** PROBLEM STATEMENT **
State only the number of lines that include "Information".

------------------------

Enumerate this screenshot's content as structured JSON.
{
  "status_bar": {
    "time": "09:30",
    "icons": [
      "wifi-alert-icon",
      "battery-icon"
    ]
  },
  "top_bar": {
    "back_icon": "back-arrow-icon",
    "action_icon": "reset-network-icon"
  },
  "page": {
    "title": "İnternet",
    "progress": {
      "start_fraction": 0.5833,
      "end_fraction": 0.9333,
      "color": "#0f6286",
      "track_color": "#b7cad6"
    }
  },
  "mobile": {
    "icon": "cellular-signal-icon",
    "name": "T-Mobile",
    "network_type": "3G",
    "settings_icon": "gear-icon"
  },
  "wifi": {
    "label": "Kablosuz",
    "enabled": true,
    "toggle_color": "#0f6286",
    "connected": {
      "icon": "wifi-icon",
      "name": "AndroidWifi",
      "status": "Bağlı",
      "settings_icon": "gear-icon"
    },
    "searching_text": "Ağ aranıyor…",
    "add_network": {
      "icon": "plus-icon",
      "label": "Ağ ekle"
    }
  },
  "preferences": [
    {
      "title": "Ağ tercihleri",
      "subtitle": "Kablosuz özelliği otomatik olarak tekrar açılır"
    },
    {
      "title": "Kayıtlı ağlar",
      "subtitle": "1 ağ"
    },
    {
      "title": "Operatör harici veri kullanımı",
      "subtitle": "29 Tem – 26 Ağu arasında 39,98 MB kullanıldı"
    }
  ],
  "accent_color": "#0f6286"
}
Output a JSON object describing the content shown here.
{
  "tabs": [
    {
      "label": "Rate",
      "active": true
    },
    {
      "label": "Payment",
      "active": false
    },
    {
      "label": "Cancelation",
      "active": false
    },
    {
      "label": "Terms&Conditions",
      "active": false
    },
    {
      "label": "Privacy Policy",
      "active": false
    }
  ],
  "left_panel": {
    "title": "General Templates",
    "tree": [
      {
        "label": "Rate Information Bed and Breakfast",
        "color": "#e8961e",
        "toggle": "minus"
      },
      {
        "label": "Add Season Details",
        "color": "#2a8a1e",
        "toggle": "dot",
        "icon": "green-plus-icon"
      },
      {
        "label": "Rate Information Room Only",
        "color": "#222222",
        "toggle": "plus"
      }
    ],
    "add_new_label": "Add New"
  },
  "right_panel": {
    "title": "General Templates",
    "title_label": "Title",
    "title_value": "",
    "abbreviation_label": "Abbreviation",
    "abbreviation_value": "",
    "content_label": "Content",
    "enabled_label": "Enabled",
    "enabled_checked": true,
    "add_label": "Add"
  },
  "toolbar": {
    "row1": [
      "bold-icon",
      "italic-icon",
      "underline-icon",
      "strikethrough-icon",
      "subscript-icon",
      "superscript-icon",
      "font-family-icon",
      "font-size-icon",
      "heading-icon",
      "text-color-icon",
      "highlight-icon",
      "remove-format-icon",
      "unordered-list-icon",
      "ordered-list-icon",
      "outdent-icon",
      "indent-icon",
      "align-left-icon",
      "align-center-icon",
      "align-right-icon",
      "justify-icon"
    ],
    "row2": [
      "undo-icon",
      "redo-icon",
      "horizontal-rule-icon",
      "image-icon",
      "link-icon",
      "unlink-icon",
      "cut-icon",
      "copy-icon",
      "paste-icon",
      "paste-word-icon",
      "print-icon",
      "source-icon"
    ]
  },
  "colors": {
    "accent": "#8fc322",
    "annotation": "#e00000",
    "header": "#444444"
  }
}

------------------------

** ANSWER TO THE TASK **
2